Entries taken from a collection:

—————

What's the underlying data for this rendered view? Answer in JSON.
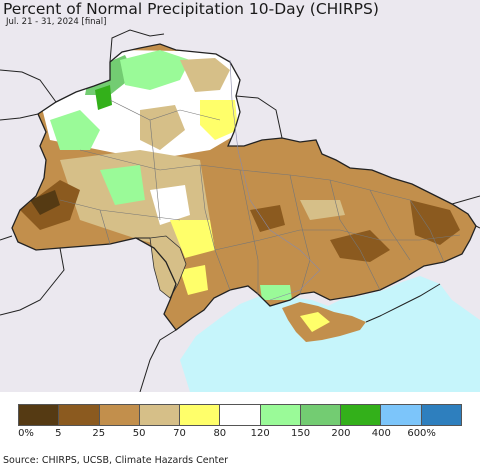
{
  "title": "Percent of Normal Precipitation 10-Day (CHIRPS)",
  "subtitle": "Jul. 21 - 31, 2024 [final]",
  "source": "Source: CHIRPS, UCSB, Climate Hazards Center",
  "colors": {
    "background_land": "#ebe8ef",
    "sea": "#c6f5fb",
    "border": "#222222",
    "admin_border": "#777777"
  },
  "legend": {
    "swatches": [
      {
        "color": "#553a13"
      },
      {
        "color": "#8b5a1f"
      },
      {
        "color": "#c28f4c"
      },
      {
        "color": "#d6bf88"
      },
      {
        "color": "#ffff6a"
      },
      {
        "color": "#ffffff"
      },
      {
        "color": "#9afa98"
      },
      {
        "color": "#73cc72"
      },
      {
        "color": "#33b01a"
      },
      {
        "color": "#7cc5fa"
      },
      {
        "color": "#2e7fbe"
      }
    ],
    "labels": [
      "0%",
      "5",
      "25",
      "50",
      "70",
      "80",
      "120",
      "150",
      "200",
      "400",
      "600%"
    ]
  }
}
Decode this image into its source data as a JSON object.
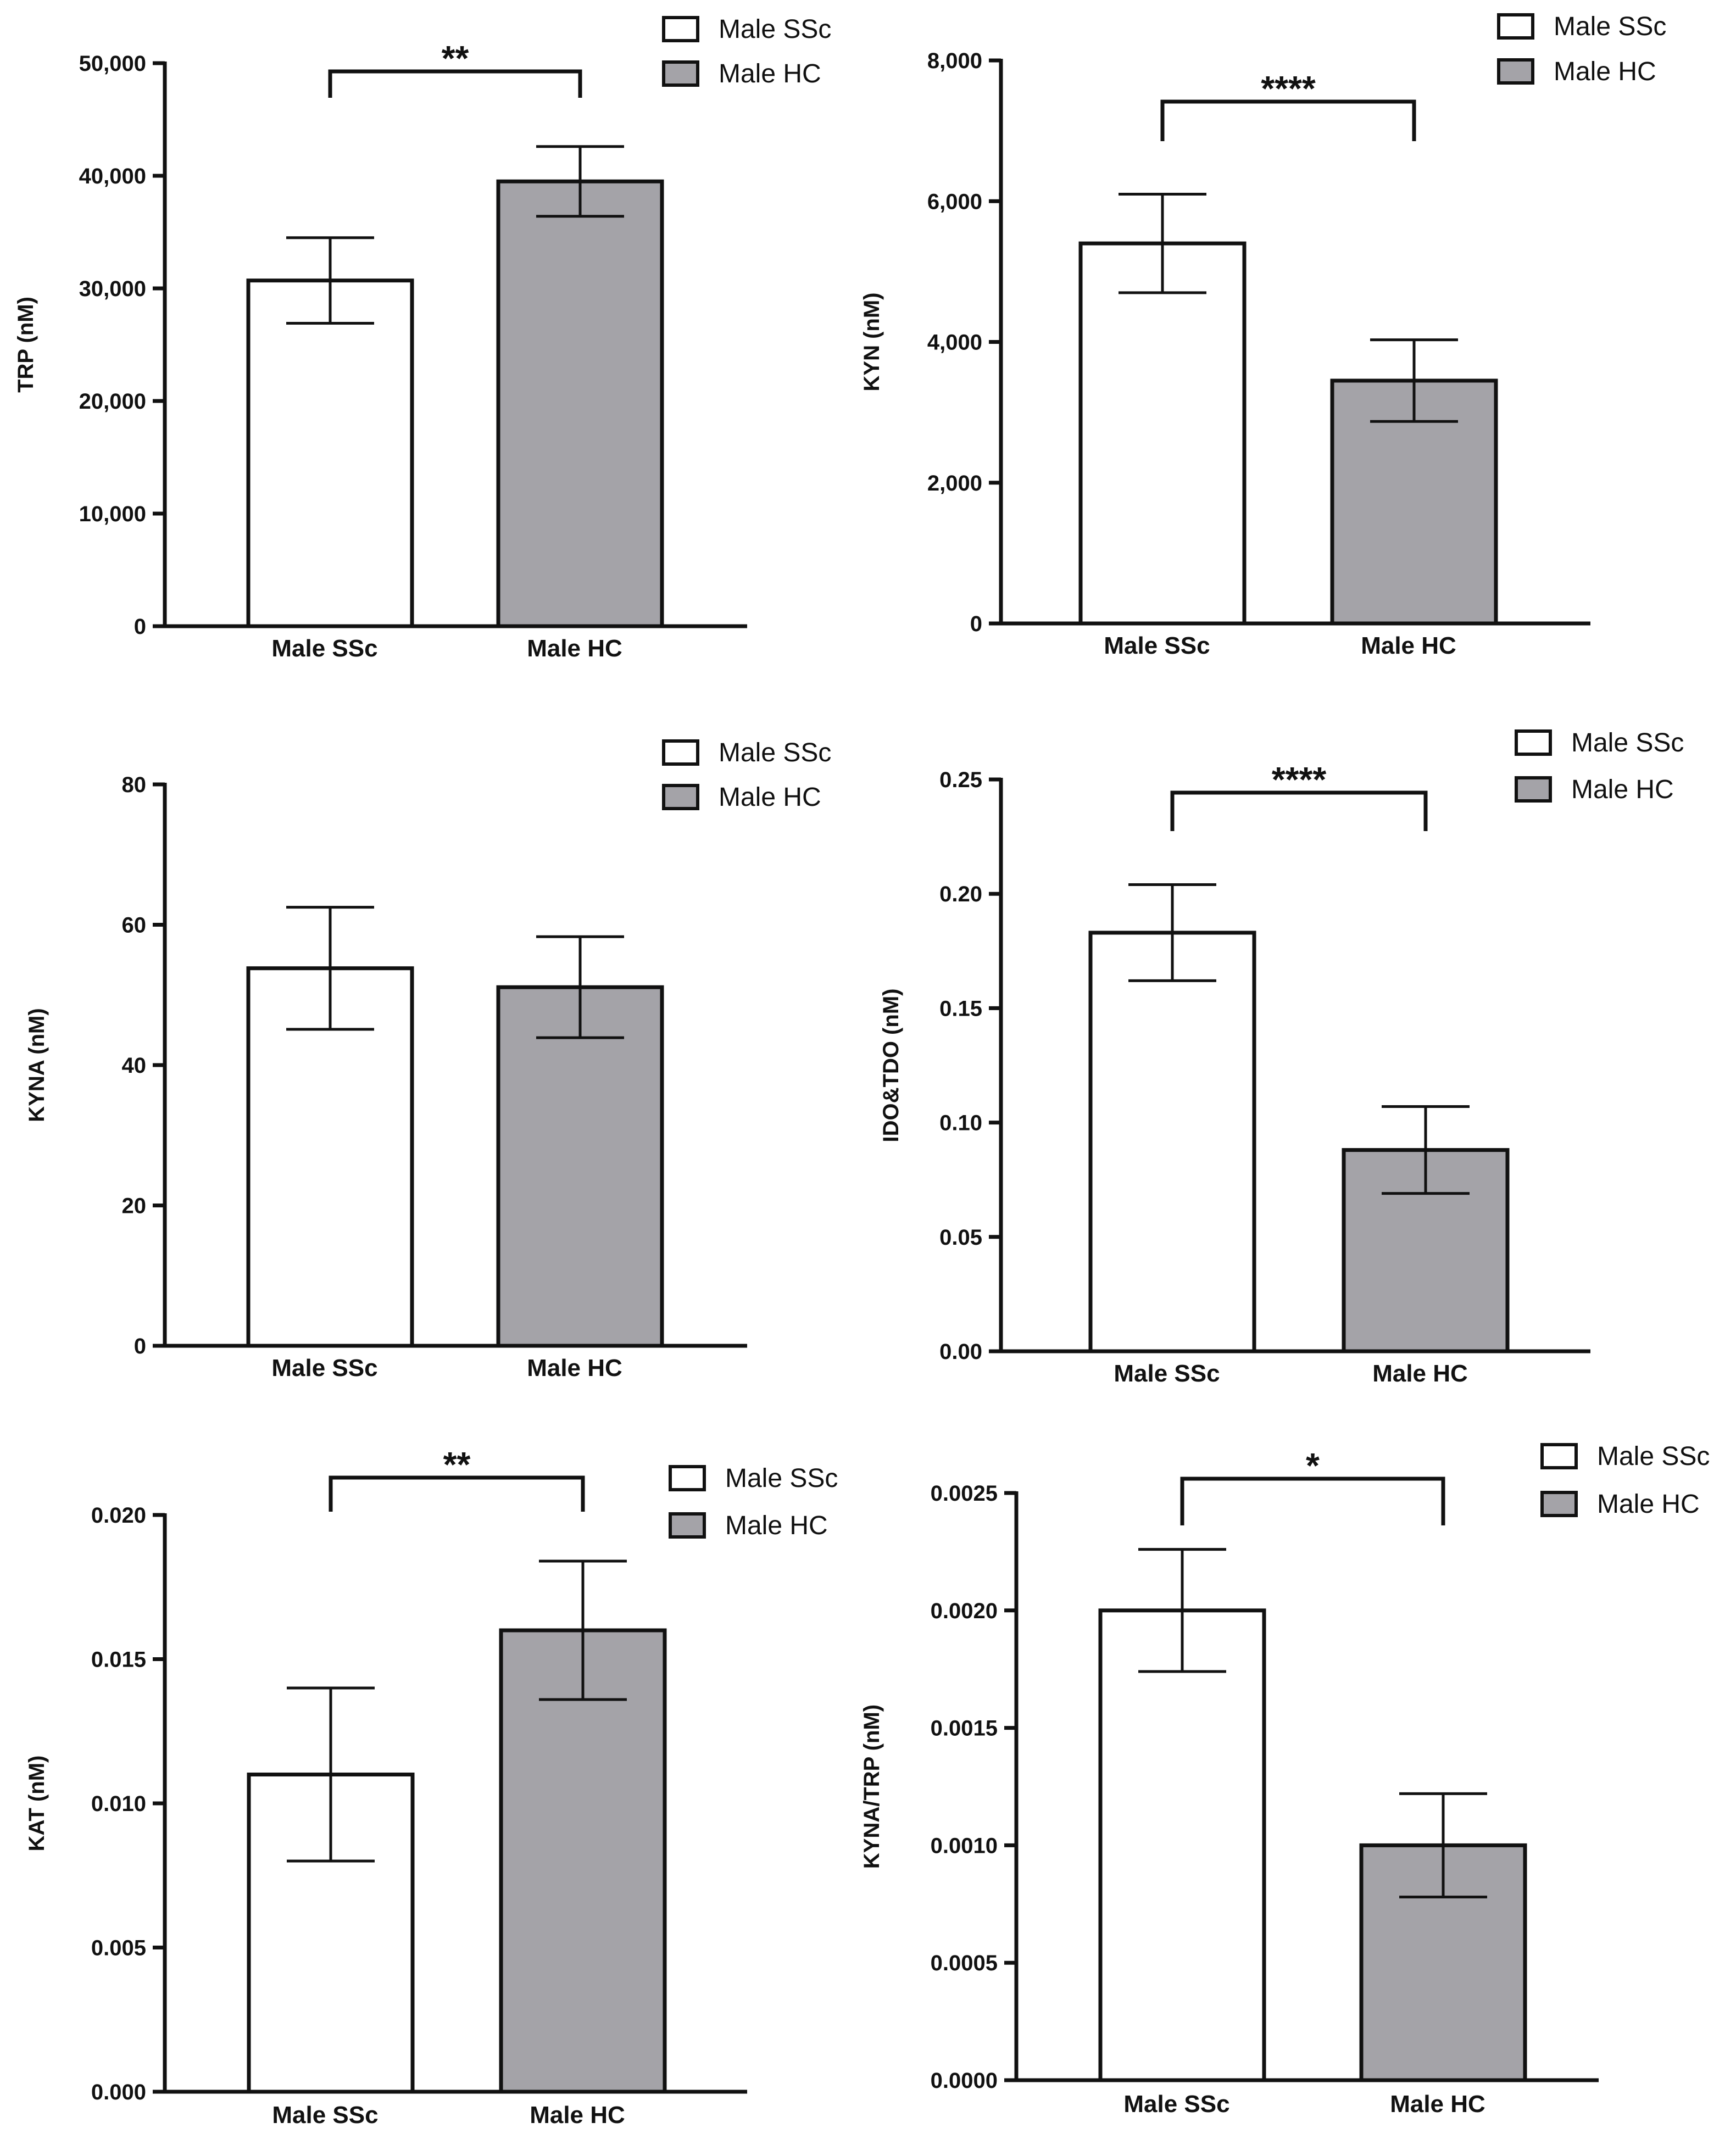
{
  "colors": {
    "ssc": "#ffffff",
    "hc": "#a4a3a8",
    "stroke": "#111111"
  },
  "chart_data": [
    {
      "type": "bar",
      "ylabel": "TRP (nM)",
      "categories": [
        "Male SSc",
        "Male HC"
      ],
      "values": [
        30700,
        39500
      ],
      "errors": [
        3800,
        3100
      ],
      "ylim": [
        0,
        50000
      ],
      "yticks": [
        0,
        10000,
        20000,
        30000,
        40000,
        50000
      ],
      "ytick_labels": [
        "0",
        "10,000",
        "20,000",
        "30,000",
        "40,000",
        "50,000"
      ],
      "significance": "**",
      "legend": [
        "Male SSc",
        "Male HC"
      ],
      "legend_position": "top-right"
    },
    {
      "type": "bar",
      "ylabel": "KYN (nM)",
      "categories": [
        "Male SSc",
        "Male HC"
      ],
      "values": [
        5400,
        3450
      ],
      "errors": [
        700,
        580
      ],
      "ylim": [
        0,
        8000
      ],
      "yticks": [
        0,
        2000,
        4000,
        6000,
        8000
      ],
      "ytick_labels": [
        "0",
        "2,000",
        "4,000",
        "6,000",
        "8,000"
      ],
      "significance": "****",
      "legend": [
        "Male SSc",
        "Male HC"
      ],
      "legend_position": "top-right"
    },
    {
      "type": "bar",
      "ylabel": "KYNA (nM)",
      "categories": [
        "Male SSc",
        "Male HC"
      ],
      "values": [
        53.8,
        51.1
      ],
      "errors": [
        8.7,
        7.2
      ],
      "ylim": [
        0,
        80
      ],
      "yticks": [
        0,
        20,
        40,
        60,
        80
      ],
      "ytick_labels": [
        "0",
        "20",
        "40",
        "60",
        "80"
      ],
      "significance": "",
      "legend": [
        "Male SSc",
        "Male HC"
      ],
      "legend_position": "top-right"
    },
    {
      "type": "bar",
      "ylabel": "IDO&TDO (nM)",
      "categories": [
        "Male SSc",
        "Male HC"
      ],
      "values": [
        0.183,
        0.088
      ],
      "errors": [
        0.021,
        0.019
      ],
      "ylim": [
        0,
        0.25
      ],
      "yticks": [
        0,
        0.05,
        0.1,
        0.15,
        0.2,
        0.25
      ],
      "ytick_labels": [
        "0.00",
        "0.05",
        "0.10",
        "0.15",
        "0.20",
        "0.25"
      ],
      "significance": "****",
      "legend": [
        "Male SSc",
        "Male HC"
      ],
      "legend_position": "top-right"
    },
    {
      "type": "bar",
      "ylabel": "KAT (nM)",
      "categories": [
        "Male SSc",
        "Male HC"
      ],
      "values": [
        0.011,
        0.016
      ],
      "errors": [
        0.003,
        0.0024
      ],
      "ylim": [
        0,
        0.02
      ],
      "yticks": [
        0,
        0.005,
        0.01,
        0.015,
        0.02
      ],
      "ytick_labels": [
        "0.000",
        "0.005",
        "0.010",
        "0.015",
        "0.020"
      ],
      "significance": "**",
      "legend": [
        "Male SSc",
        "Male HC"
      ],
      "legend_position": "top-right"
    },
    {
      "type": "bar",
      "ylabel": "KYNA/TRP (nM)",
      "categories": [
        "Male SSc",
        "Male HC"
      ],
      "values": [
        0.002,
        0.001
      ],
      "errors": [
        0.00026,
        0.00022
      ],
      "ylim": [
        0,
        0.0025
      ],
      "yticks": [
        0,
        0.0005,
        0.001,
        0.0015,
        0.002,
        0.0025
      ],
      "ytick_labels": [
        "0.0000",
        "0.0005",
        "0.0010",
        "0.0015",
        "0.0020",
        "0.0025"
      ],
      "significance": "*",
      "legend": [
        "Male SSc",
        "Male HC"
      ],
      "legend_position": "top-right"
    }
  ]
}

—————

◆ EXERCISE TASK ◆
Restate the entire listing word for word, excluding pictures.

◆ TASK OUTPUT ◆
What's the underlying data for this rendered view? Answer in JSON.
{
  "title": "Percent of Normal Precipitation 10-Day (CHIRPS)",
  "subtitle": "Jul. 21 - 31, 2024 [final]",
  "source": "Source: CHIRPS, UCSB, Climate Hazards Center",
  "colors": {
    "background_land": "#ebe8ef",
    "sea": "#c6f5fb",
    "border": "#222222",
    "admin_border": "#777777"
  },
  "legend": {
    "swatches": [
      {
        "color": "#553a13"
      },
      {
        "color": "#8b5a1f"
      },
      {
        "color": "#c28f4c"
      },
      {
        "color": "#d6bf88"
      },
      {
        "color": "#ffff6a"
      },
      {
        "color": "#ffffff"
      },
      {
        "color": "#9afa98"
      },
      {
        "color": "#73cc72"
      },
      {
        "color": "#33b01a"
      },
      {
        "color": "#7cc5fa"
      },
      {
        "color": "#2e7fbe"
      }
    ],
    "labels": [
      "0%",
      "5",
      "25",
      "50",
      "70",
      "80",
      "120",
      "150",
      "200",
      "400",
      "600%"
    ]
  }
}
Decode this image into its source data as a JSON object.
{
  "colors": {
    "ssc": "#ffffff",
    "hc": "#a4a3a8",
    "stroke": "#111111"
  },
  "chart_data": [
    {
      "type": "bar",
      "ylabel": "TRP (nM)",
      "categories": [
        "Male SSc",
        "Male HC"
      ],
      "values": [
        30700,
        39500
      ],
      "errors": [
        3800,
        3100
      ],
      "ylim": [
        0,
        50000
      ],
      "yticks": [
        0,
        10000,
        20000,
        30000,
        40000,
        50000
      ],
      "ytick_labels": [
        "0",
        "10,000",
        "20,000",
        "30,000",
        "40,000",
        "50,000"
      ],
      "significance": "**",
      "legend": [
        "Male SSc",
        "Male HC"
      ],
      "legend_position": "top-right"
    },
    {
      "type": "bar",
      "ylabel": "KYN (nM)",
      "categories": [
        "Male SSc",
        "Male HC"
      ],
      "values": [
        5400,
        3450
      ],
      "errors": [
        700,
        580
      ],
      "ylim": [
        0,
        8000
      ],
      "yticks": [
        0,
        2000,
        4000,
        6000,
        8000
      ],
      "ytick_labels": [
        "0",
        "2,000",
        "4,000",
        "6,000",
        "8,000"
      ],
      "significance": "****",
      "legend": [
        "Male SSc",
        "Male HC"
      ],
      "legend_position": "top-right"
    },
    {
      "type": "bar",
      "ylabel": "KYNA (nM)",
      "categories": [
        "Male SSc",
        "Male HC"
      ],
      "values": [
        53.8,
        51.1
      ],
      "errors": [
        8.7,
        7.2
      ],
      "ylim": [
        0,
        80
      ],
      "yticks": [
        0,
        20,
        40,
        60,
        80
      ],
      "ytick_labels": [
        "0",
        "20",
        "40",
        "60",
        "80"
      ],
      "significance": "",
      "legend": [
        "Male SSc",
        "Male HC"
      ],
      "legend_position": "top-right"
    },
    {
      "type": "bar",
      "ylabel": "IDO&TDO (nM)",
      "categories": [
        "Male SSc",
        "Male HC"
      ],
      "values": [
        0.183,
        0.088
      ],
      "errors": [
        0.021,
        0.019
      ],
      "ylim": [
        0,
        0.25
      ],
      "yticks": [
        0,
        0.05,
        0.1,
        0.15,
        0.2,
        0.25
      ],
      "ytick_labels": [
        "0.00",
        "0.05",
        "0.10",
        "0.15",
        "0.20",
        "0.25"
      ],
      "significance": "****",
      "legend": [
        "Male SSc",
        "Male HC"
      ],
      "legend_position": "top-right"
    },
    {
      "type": "bar",
      "ylabel": "KAT (nM)",
      "categories": [
        "Male SSc",
        "Male HC"
      ],
      "values": [
        0.011,
        0.016
      ],
      "errors": [
        0.003,
        0.0024
      ],
      "ylim": [
        0,
        0.02
      ],
      "yticks": [
        0,
        0.005,
        0.01,
        0.015,
        0.02
      ],
      "ytick_labels": [
        "0.000",
        "0.005",
        "0.010",
        "0.015",
        "0.020"
      ],
      "significance": "**",
      "legend": [
        "Male SSc",
        "Male HC"
      ],
      "legend_position": "top-right"
    },
    {
      "type": "bar",
      "ylabel": "KYNA/TRP (nM)",
      "categories": [
        "Male SSc",
        "Male HC"
      ],
      "values": [
        0.002,
        0.001
      ],
      "errors": [
        0.00026,
        0.00022
      ],
      "ylim": [
        0,
        0.0025
      ],
      "yticks": [
        0,
        0.0005,
        0.001,
        0.0015,
        0.002,
        0.0025
      ],
      "ytick_labels": [
        "0.0000",
        "0.0005",
        "0.0010",
        "0.0015",
        "0.0020",
        "0.0025"
      ],
      "significance": "*",
      "legend": [
        "Male SSc",
        "Male HC"
      ],
      "legend_position": "top-right"
    }
  ]
}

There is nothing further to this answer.